BEGIN Available data

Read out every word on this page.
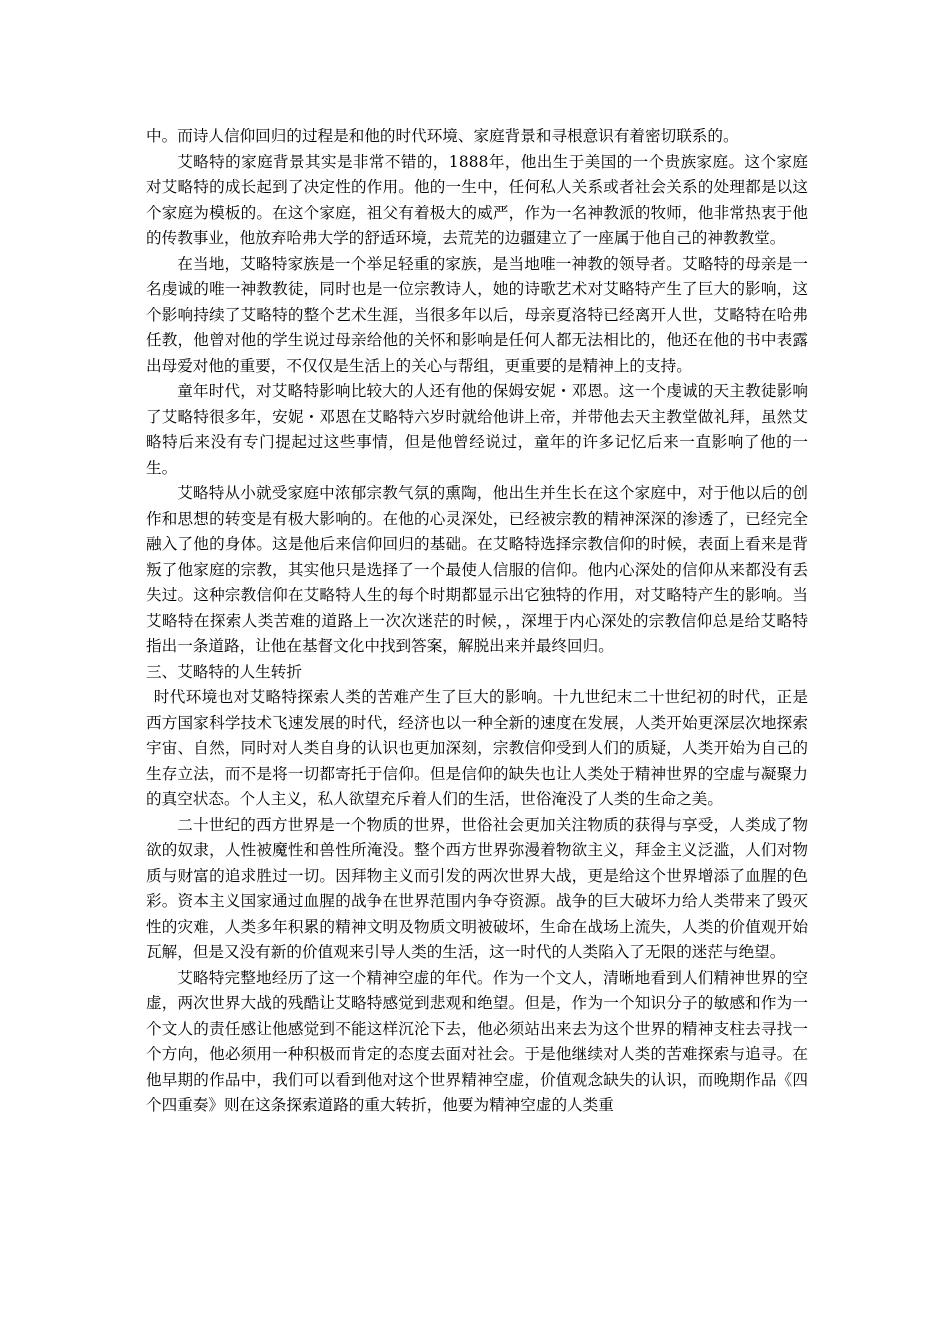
中。而诗人信仰回归的过程是和他的时代环境、家庭背景和寻根意识有着密切联系的。

艾略特的家庭背景其实是非常不错的，1888年，他出生于美国的一个贵族家庭。这个家庭对艾略特的成长起到了决定性的作用。他的一生中，任何私人关系或者社会关系的处理都是以这个家庭为模板的。在这个家庭，祖父有着极大的威严，作为一名神教派的牧师，他非常热衷于他的传教事业，他放弃哈弗大学的舒适环境，去荒芜的边疆建立了一座属于他自己的神教教堂。

在当地，艾略特家族是一个举足轻重的家族，是当地唯一神教的领导者。艾略特的母亲是一名虔诚的唯一神教教徒，同时也是一位宗教诗人，她的诗歌艺术对艾略特产生了巨大的影响，这个影响持续了艾略特的整个艺术生涯，当很多年以后，母亲夏洛特已经离开人世，艾略特在哈弗任教，他曾对他的学生说过母亲给他的关怀和影响是任何人都无法相比的，他还在他的书中表露出母爱对他的重要，不仅仅是生活上的关心与帮组，更重要的是精神上的支持。

童年时代，对艾略特影响比较大的人还有他的保姆安妮・邓恩。这一个虔诚的天主教徒影响了艾略特很多年，安妮・邓恩在艾略特六岁时就给他讲上帝，并带他去天主教堂做礼拜，虽然艾略特后来没有专门提起过这些事情，但是他曾经说过，童年的许多记忆后来一直影响了他的一生。

艾略特从小就受家庭中浓郁宗教气氛的熏陶，他出生并生长在这个家庭中，对于他以后的创作和思想的转变是有极大影响的。在他的心灵深处，已经被宗教的精神深深的渗透了，已经完全融入了他的身体。这是他后来信仰回归的基础。在艾略特选择宗教信仰的时候，表面上看来是背叛了他家庭的宗教，其实他只是选择了一个最使人信服的信仰。他内心深处的信仰从来都没有丢失过。这种宗教信仰在艾略特人生的每个时期都显示出它独特的作用，对艾略特产生的影响。当艾略特在探索人类苦难的道路上一次次迷茫的时候，，深埋于内心深处的宗教信仰总是给艾略特指出一条道路，让他在基督文化中找到答案，解脱出来并最终回归。

三、艾略特的人生转折

时代环境也对艾略特探索人类的苦难产生了巨大的影响。十九世纪末二十世纪初的时代，正是西方国家科学技术飞速发展的时代，经济也以一种全新的速度在发展，人类开始更深层次地探索宇宙、自然，同时对人类自身的认识也更加深刻，宗教信仰受到人们的质疑，人类开始为自己的生存立法，而不是将一切都寄托于信仰。但是信仰的缺失也让人类处于精神世界的空虚与凝聚力的真空状态。个人主义，私人欲望充斥着人们的生活，世俗淹没了人类的生命之美。

二十世纪的西方世界是一个物质的世界，世俗社会更加关注物质的获得与享受，人类成了物欲的奴隶，人性被魔性和兽性所淹没。整个西方世界弥漫着物欲主义，拜金主义泛滥，人们对物质与财富的追求胜过一切。因拜物主义而引发的两次世界大战，更是给这个世界增添了血腥的色彩。资本主义国家通过血腥的战争在世界范围内争夺资源。战争的巨大破坏力给人类带来了毁灭性的灾难，人类多年积累的精神文明及物质文明被破坏，生命在战场上流失，人类的价值观开始瓦解，但是又没有新的价值观来引导人类的生活，这一时代的人类陷入了无限的迷茫与绝望。

艾略特完整地经历了这一个精神空虚的年代。作为一个文人，清晰地看到人们精神世界的空虚，两次世界大战的残酷让艾略特感觉到悲观和绝望。但是，作为一个知识分子的敏感和作为一个文人的责任感让他感觉到不能这样沉沦下去，他必须站出来去为这个世界的精神支柱去寻找一个方向，他必须用一种积极而肯定的态度去面对社会。于是他继续对人类的苦难探索与追寻。在他早期的作品中，我们可以看到他对这个世界精神空虚，价值观念缺失的认识，而晚期作品《四个四重奏》则在这条探索道路的重大转折，他要为精神空虚的人类重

END Available data

§ Task to complete
Repeat the material above word for word and skip every image in it.

§ Exercise solution
Read out every word on this page.
中。而诗人信仰回归的过程是和他的时代环境、家庭背景和寻根意识有着密切联系的。

艾略特的家庭背景其实是非常不错的，1888年，他出生于美国的一个贵族家庭。这个家庭对艾略特的成长起到了决定性的作用。他的一生中，任何私人关系或者社会关系的处理都是以这个家庭为模板的。在这个家庭，祖父有着极大的威严，作为一名神教派的牧师，他非常热衷于他的传教事业，他放弃哈弗大学的舒适环境，去荒芜的边疆建立了一座属于他自己的神教教堂。

在当地，艾略特家族是一个举足轻重的家族，是当地唯一神教的领导者。艾略特的母亲是一名虔诚的唯一神教教徒，同时也是一位宗教诗人，她的诗歌艺术对艾略特产生了巨大的影响，这个影响持续了艾略特的整个艺术生涯，当很多年以后，母亲夏洛特已经离开人世，艾略特在哈弗任教，他曾对他的学生说过母亲给他的关怀和影响是任何人都无法相比的，他还在他的书中表露出母爱对他的重要，不仅仅是生活上的关心与帮组，更重要的是精神上的支持。

童年时代，对艾略特影响比较大的人还有他的保姆安妮・邓恩。这一个虔诚的天主教徒影响了艾略特很多年，安妮・邓恩在艾略特六岁时就给他讲上帝，并带他去天主教堂做礼拜，虽然艾略特后来没有专门提起过这些事情，但是他曾经说过，童年的许多记忆后来一直影响了他的一生。

艾略特从小就受家庭中浓郁宗教气氛的熏陶，他出生并生长在这个家庭中，对于他以后的创作和思想的转变是有极大影响的。在他的心灵深处，已经被宗教的精神深深的渗透了，已经完全融入了他的身体。这是他后来信仰回归的基础。在艾略特选择宗教信仰的时候，表面上看来是背叛了他家庭的宗教，其实他只是选择了一个最使人信服的信仰。他内心深处的信仰从来都没有丢失过。这种宗教信仰在艾略特人生的每个时期都显示出它独特的作用，对艾略特产生的影响。当艾略特在探索人类苦难的道路上一次次迷茫的时候，，深埋于内心深处的宗教信仰总是给艾略特指出一条道路，让他在基督文化中找到答案，解脱出来并最终回归。

三、艾略特的人生转折

时代环境也对艾略特探索人类的苦难产生了巨大的影响。十九世纪末二十世纪初的时代，正是西方国家科学技术飞速发展的时代，经济也以一种全新的速度在发展，人类开始更深层次地探索宇宙、自然，同时对人类自身的认识也更加深刻，宗教信仰受到人们的质疑，人类开始为自己的生存立法，而不是将一切都寄托于信仰。但是信仰的缺失也让人类处于精神世界的空虚与凝聚力的真空状态。个人主义，私人欲望充斥着人们的生活，世俗淹没了人类的生命之美。

二十世纪的西方世界是一个物质的世界，世俗社会更加关注物质的获得与享受，人类成了物欲的奴隶，人性被魔性和兽性所淹没。整个西方世界弥漫着物欲主义，拜金主义泛滥，人们对物质与财富的追求胜过一切。因拜物主义而引发的两次世界大战，更是给这个世界增添了血腥的色彩。资本主义国家通过血腥的战争在世界范围内争夺资源。战争的巨大破坏力给人类带来了毁灭性的灾难，人类多年积累的精神文明及物质文明被破坏，生命在战场上流失，人类的价值观开始瓦解，但是又没有新的价值观来引导人类的生活，这一时代的人类陷入了无限的迷茫与绝望。

艾略特完整地经历了这一个精神空虚的年代。作为一个文人，清晰地看到人们精神世界的空虚，两次世界大战的残酷让艾略特感觉到悲观和绝望。但是，作为一个知识分子的敏感和作为一个文人的责任感让他感觉到不能这样沉沦下去，他必须站出来去为这个世界的精神支柱去寻找一个方向，他必须用一种积极而肯定的态度去面对社会。于是他继续对人类的苦难探索与追寻。在他早期的作品中，我们可以看到他对这个世界精神空虚，价值观念缺失的认识，而晚期作品《四个四重奏》则在这条探索道路的重大转折，他要为精神空虚的人类重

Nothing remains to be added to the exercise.